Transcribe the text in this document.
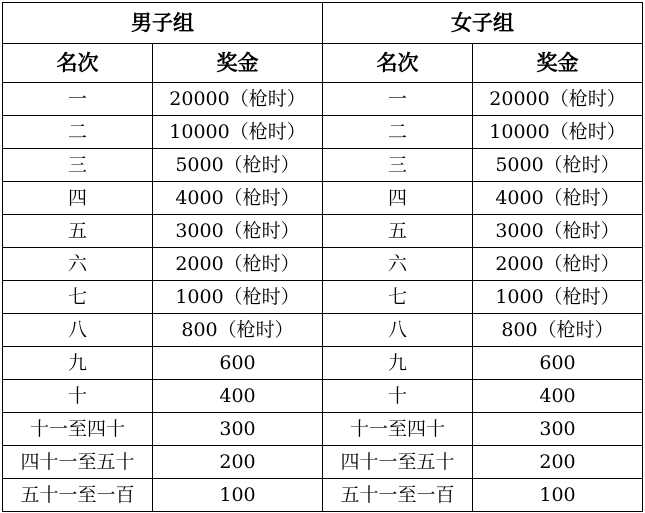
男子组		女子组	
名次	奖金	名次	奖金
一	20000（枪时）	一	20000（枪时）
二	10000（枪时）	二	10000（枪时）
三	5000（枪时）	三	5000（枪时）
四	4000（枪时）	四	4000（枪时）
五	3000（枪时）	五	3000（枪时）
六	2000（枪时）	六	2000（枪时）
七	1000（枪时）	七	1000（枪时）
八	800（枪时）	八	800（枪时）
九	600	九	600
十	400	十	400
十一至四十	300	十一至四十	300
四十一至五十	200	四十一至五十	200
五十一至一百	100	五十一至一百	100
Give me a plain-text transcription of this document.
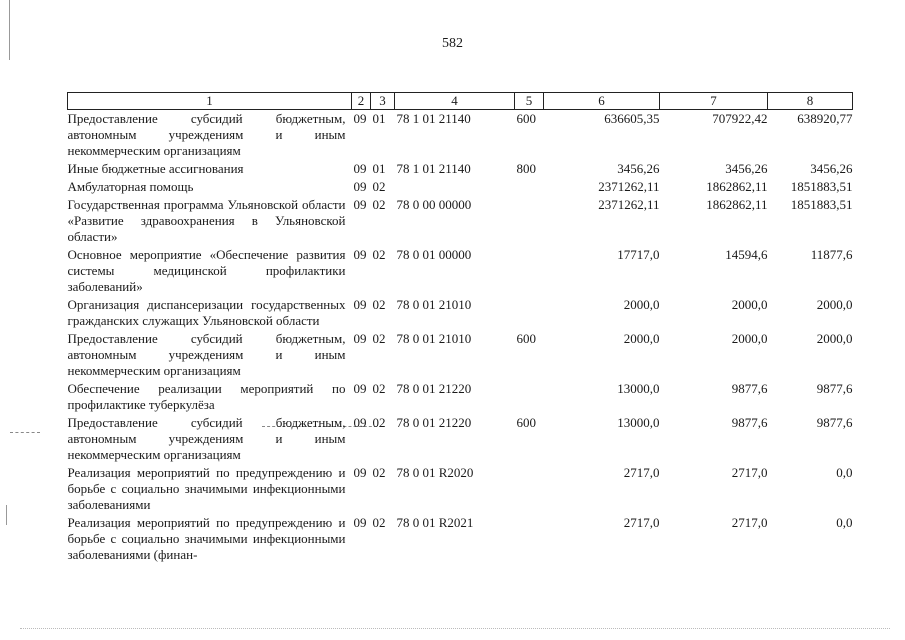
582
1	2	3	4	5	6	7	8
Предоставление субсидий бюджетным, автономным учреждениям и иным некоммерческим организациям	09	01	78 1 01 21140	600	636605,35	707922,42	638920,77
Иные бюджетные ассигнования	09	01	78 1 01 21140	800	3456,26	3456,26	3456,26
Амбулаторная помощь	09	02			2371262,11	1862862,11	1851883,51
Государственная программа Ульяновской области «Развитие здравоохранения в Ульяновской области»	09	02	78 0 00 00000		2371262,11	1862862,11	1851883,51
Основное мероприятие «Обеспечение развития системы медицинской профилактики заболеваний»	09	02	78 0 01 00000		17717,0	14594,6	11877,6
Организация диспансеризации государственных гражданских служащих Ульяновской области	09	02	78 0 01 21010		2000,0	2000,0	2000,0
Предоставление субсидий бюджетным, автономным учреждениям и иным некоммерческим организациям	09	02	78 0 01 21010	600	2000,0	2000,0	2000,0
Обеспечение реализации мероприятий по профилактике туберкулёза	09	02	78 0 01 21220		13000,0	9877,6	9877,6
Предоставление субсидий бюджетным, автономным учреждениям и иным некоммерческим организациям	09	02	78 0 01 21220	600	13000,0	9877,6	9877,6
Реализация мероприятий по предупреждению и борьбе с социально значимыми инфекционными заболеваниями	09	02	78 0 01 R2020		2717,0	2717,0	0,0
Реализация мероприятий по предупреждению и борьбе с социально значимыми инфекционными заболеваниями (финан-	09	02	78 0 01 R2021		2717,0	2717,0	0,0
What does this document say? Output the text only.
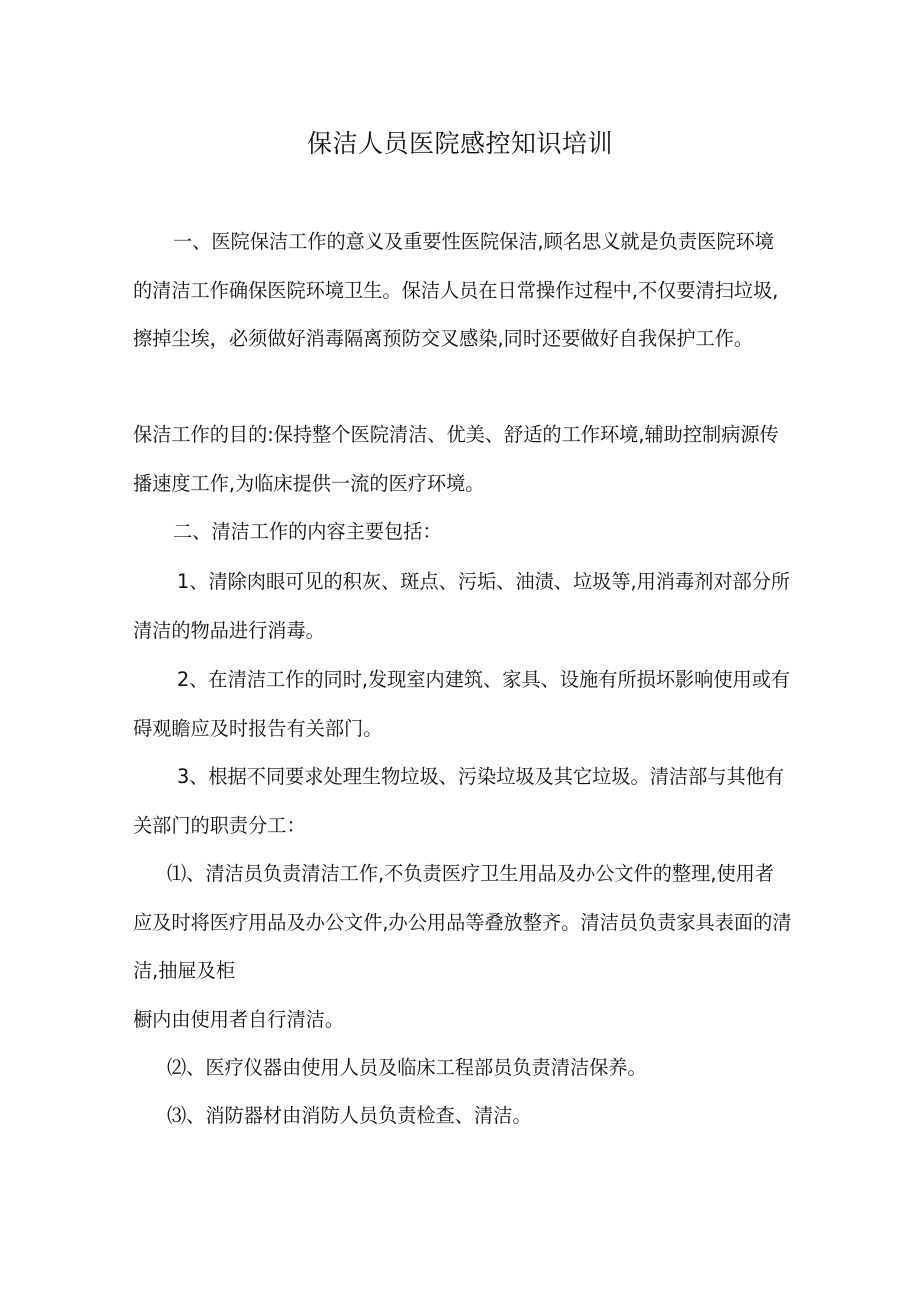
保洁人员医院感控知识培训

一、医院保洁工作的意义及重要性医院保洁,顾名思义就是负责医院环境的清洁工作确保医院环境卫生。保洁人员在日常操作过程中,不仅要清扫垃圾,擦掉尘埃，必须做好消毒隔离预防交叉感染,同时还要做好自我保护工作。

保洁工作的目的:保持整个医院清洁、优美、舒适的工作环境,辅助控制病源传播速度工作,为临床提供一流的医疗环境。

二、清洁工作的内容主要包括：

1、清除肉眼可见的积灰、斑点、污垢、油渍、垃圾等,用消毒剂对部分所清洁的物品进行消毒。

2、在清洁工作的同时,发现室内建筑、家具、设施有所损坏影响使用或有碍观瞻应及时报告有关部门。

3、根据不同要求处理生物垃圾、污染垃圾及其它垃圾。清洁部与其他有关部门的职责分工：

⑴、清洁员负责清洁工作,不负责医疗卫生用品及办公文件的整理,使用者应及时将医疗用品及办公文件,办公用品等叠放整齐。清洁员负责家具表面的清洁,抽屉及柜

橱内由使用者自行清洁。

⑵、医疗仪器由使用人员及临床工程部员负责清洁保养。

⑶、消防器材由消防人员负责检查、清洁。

====

Stated problem:
Will you repeat the material above, but only from the line containing "What does this" through its last line, exactly and without the pictures?

The response:
What does this document say? Output the text only.
保洁人员医院感控知识培训

一、医院保洁工作的意义及重要性医院保洁,顾名思义就是负责医院环境的清洁工作确保医院环境卫生。保洁人员在日常操作过程中,不仅要清扫垃圾,擦掉尘埃，必须做好消毒隔离预防交叉感染,同时还要做好自我保护工作。

保洁工作的目的:保持整个医院清洁、优美、舒适的工作环境,辅助控制病源传播速度工作,为临床提供一流的医疗环境。

二、清洁工作的内容主要包括：

1、清除肉眼可见的积灰、斑点、污垢、油渍、垃圾等,用消毒剂对部分所清洁的物品进行消毒。

2、在清洁工作的同时,发现室内建筑、家具、设施有所损坏影响使用或有碍观瞻应及时报告有关部门。

3、根据不同要求处理生物垃圾、污染垃圾及其它垃圾。清洁部与其他有关部门的职责分工：

⑴、清洁员负责清洁工作,不负责医疗卫生用品及办公文件的整理,使用者应及时将医疗用品及办公文件,办公用品等叠放整齐。清洁员负责家具表面的清洁,抽屉及柜

橱内由使用者自行清洁。

⑵、医疗仪器由使用人员及临床工程部员负责清洁保养。

⑶、消防器材由消防人员负责检查、清洁。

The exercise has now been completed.